Records from a dataset
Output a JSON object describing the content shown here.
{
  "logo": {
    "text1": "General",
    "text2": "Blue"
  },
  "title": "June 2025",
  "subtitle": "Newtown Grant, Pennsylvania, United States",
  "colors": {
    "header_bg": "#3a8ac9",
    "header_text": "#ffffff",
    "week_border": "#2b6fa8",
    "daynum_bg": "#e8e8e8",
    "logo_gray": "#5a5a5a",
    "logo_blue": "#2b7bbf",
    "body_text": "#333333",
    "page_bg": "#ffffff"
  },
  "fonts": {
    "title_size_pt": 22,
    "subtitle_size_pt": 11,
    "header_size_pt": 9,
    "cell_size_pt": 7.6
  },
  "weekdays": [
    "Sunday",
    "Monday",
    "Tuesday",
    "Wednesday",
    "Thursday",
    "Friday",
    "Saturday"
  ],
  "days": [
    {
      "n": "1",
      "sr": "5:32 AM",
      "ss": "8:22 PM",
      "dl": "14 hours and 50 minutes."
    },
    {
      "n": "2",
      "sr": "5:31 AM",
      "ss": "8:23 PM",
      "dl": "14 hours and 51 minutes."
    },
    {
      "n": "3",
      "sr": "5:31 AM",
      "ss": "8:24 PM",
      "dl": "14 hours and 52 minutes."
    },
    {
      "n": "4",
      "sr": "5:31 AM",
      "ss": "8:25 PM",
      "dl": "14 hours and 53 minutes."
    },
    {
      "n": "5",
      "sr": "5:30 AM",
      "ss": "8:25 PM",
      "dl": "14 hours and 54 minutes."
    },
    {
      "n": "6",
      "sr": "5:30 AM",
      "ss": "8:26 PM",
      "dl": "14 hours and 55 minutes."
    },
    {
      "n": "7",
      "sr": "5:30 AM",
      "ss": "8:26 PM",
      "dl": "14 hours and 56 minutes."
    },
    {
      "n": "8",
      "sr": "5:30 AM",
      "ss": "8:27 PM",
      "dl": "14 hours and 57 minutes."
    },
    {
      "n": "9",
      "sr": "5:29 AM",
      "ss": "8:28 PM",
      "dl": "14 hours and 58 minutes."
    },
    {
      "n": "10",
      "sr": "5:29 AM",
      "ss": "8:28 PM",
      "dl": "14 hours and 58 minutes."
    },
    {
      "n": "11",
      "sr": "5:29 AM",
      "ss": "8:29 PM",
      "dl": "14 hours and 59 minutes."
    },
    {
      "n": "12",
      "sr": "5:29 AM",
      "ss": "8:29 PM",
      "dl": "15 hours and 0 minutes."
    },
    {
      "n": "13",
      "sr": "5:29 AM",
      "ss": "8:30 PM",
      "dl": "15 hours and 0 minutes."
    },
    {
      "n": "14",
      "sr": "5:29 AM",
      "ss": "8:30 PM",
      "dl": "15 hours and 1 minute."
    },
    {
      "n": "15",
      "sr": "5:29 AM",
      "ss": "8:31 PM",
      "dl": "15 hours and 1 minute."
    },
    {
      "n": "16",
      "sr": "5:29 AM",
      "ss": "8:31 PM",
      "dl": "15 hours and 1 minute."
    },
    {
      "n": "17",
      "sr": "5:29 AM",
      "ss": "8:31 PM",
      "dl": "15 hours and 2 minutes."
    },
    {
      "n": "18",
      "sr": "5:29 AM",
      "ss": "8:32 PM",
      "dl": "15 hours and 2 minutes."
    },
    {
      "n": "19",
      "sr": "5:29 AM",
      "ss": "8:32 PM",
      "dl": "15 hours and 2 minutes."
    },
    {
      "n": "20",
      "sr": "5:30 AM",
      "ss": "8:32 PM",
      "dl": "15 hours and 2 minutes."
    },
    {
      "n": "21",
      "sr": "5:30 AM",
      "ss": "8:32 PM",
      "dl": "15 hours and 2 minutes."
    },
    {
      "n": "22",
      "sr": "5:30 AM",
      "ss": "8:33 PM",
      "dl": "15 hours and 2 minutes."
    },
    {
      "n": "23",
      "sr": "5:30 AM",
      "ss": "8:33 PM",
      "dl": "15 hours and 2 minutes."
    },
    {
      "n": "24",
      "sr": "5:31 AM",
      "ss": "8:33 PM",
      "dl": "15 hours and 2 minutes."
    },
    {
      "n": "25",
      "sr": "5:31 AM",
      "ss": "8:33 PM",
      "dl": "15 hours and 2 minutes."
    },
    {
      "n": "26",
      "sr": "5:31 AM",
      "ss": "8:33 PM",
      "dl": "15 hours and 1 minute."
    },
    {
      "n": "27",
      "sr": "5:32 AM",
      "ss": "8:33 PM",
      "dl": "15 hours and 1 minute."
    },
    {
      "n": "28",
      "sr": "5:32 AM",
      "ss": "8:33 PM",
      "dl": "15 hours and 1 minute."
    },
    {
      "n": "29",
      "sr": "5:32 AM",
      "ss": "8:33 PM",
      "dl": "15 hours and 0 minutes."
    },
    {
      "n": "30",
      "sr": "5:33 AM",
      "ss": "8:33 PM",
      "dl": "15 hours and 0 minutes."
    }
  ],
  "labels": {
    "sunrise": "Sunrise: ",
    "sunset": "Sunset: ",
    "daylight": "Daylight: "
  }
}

* EXERCISE PROMPT *
Every entry needs to be retyped exactly.

* TASK OUTPUT *
Output a JSON object describing the content shown here.
{
  "logo": {
    "text1": "General",
    "text2": "Blue"
  },
  "title": "June 2025",
  "subtitle": "Newtown Grant, Pennsylvania, United States",
  "colors": {
    "header_bg": "#3a8ac9",
    "header_text": "#ffffff",
    "week_border": "#2b6fa8",
    "daynum_bg": "#e8e8e8",
    "logo_gray": "#5a5a5a",
    "logo_blue": "#2b7bbf",
    "body_text": "#333333",
    "page_bg": "#ffffff"
  },
  "fonts": {
    "title_size_pt": 22,
    "subtitle_size_pt": 11,
    "header_size_pt": 9,
    "cell_size_pt": 7.6
  },
  "weekdays": [
    "Sunday",
    "Monday",
    "Tuesday",
    "Wednesday",
    "Thursday",
    "Friday",
    "Saturday"
  ],
  "days": [
    {
      "n": "1",
      "sr": "5:32 AM",
      "ss": "8:22 PM",
      "dl": "14 hours and 50 minutes."
    },
    {
      "n": "2",
      "sr": "5:31 AM",
      "ss": "8:23 PM",
      "dl": "14 hours and 51 minutes."
    },
    {
      "n": "3",
      "sr": "5:31 AM",
      "ss": "8:24 PM",
      "dl": "14 hours and 52 minutes."
    },
    {
      "n": "4",
      "sr": "5:31 AM",
      "ss": "8:25 PM",
      "dl": "14 hours and 53 minutes."
    },
    {
      "n": "5",
      "sr": "5:30 AM",
      "ss": "8:25 PM",
      "dl": "14 hours and 54 minutes."
    },
    {
      "n": "6",
      "sr": "5:30 AM",
      "ss": "8:26 PM",
      "dl": "14 hours and 55 minutes."
    },
    {
      "n": "7",
      "sr": "5:30 AM",
      "ss": "8:26 PM",
      "dl": "14 hours and 56 minutes."
    },
    {
      "n": "8",
      "sr": "5:30 AM",
      "ss": "8:27 PM",
      "dl": "14 hours and 57 minutes."
    },
    {
      "n": "9",
      "sr": "5:29 AM",
      "ss": "8:28 PM",
      "dl": "14 hours and 58 minutes."
    },
    {
      "n": "10",
      "sr": "5:29 AM",
      "ss": "8:28 PM",
      "dl": "14 hours and 58 minutes."
    },
    {
      "n": "11",
      "sr": "5:29 AM",
      "ss": "8:29 PM",
      "dl": "14 hours and 59 minutes."
    },
    {
      "n": "12",
      "sr": "5:29 AM",
      "ss": "8:29 PM",
      "dl": "15 hours and 0 minutes."
    },
    {
      "n": "13",
      "sr": "5:29 AM",
      "ss": "8:30 PM",
      "dl": "15 hours and 0 minutes."
    },
    {
      "n": "14",
      "sr": "5:29 AM",
      "ss": "8:30 PM",
      "dl": "15 hours and 1 minute."
    },
    {
      "n": "15",
      "sr": "5:29 AM",
      "ss": "8:31 PM",
      "dl": "15 hours and 1 minute."
    },
    {
      "n": "16",
      "sr": "5:29 AM",
      "ss": "8:31 PM",
      "dl": "15 hours and 1 minute."
    },
    {
      "n": "17",
      "sr": "5:29 AM",
      "ss": "8:31 PM",
      "dl": "15 hours and 2 minutes."
    },
    {
      "n": "18",
      "sr": "5:29 AM",
      "ss": "8:32 PM",
      "dl": "15 hours and 2 minutes."
    },
    {
      "n": "19",
      "sr": "5:29 AM",
      "ss": "8:32 PM",
      "dl": "15 hours and 2 minutes."
    },
    {
      "n": "20",
      "sr": "5:30 AM",
      "ss": "8:32 PM",
      "dl": "15 hours and 2 minutes."
    },
    {
      "n": "21",
      "sr": "5:30 AM",
      "ss": "8:32 PM",
      "dl": "15 hours and 2 minutes."
    },
    {
      "n": "22",
      "sr": "5:30 AM",
      "ss": "8:33 PM",
      "dl": "15 hours and 2 minutes."
    },
    {
      "n": "23",
      "sr": "5:30 AM",
      "ss": "8:33 PM",
      "dl": "15 hours and 2 minutes."
    },
    {
      "n": "24",
      "sr": "5:31 AM",
      "ss": "8:33 PM",
      "dl": "15 hours and 2 minutes."
    },
    {
      "n": "25",
      "sr": "5:31 AM",
      "ss": "8:33 PM",
      "dl": "15 hours and 2 minutes."
    },
    {
      "n": "26",
      "sr": "5:31 AM",
      "ss": "8:33 PM",
      "dl": "15 hours and 1 minute."
    },
    {
      "n": "27",
      "sr": "5:32 AM",
      "ss": "8:33 PM",
      "dl": "15 hours and 1 minute."
    },
    {
      "n": "28",
      "sr": "5:32 AM",
      "ss": "8:33 PM",
      "dl": "15 hours and 1 minute."
    },
    {
      "n": "29",
      "sr": "5:32 AM",
      "ss": "8:33 PM",
      "dl": "15 hours and 0 minutes."
    },
    {
      "n": "30",
      "sr": "5:33 AM",
      "ss": "8:33 PM",
      "dl": "15 hours and 0 minutes."
    }
  ],
  "labels": {
    "sunrise": "Sunrise: ",
    "sunset": "Sunset: ",
    "daylight": "Daylight: "
  }
}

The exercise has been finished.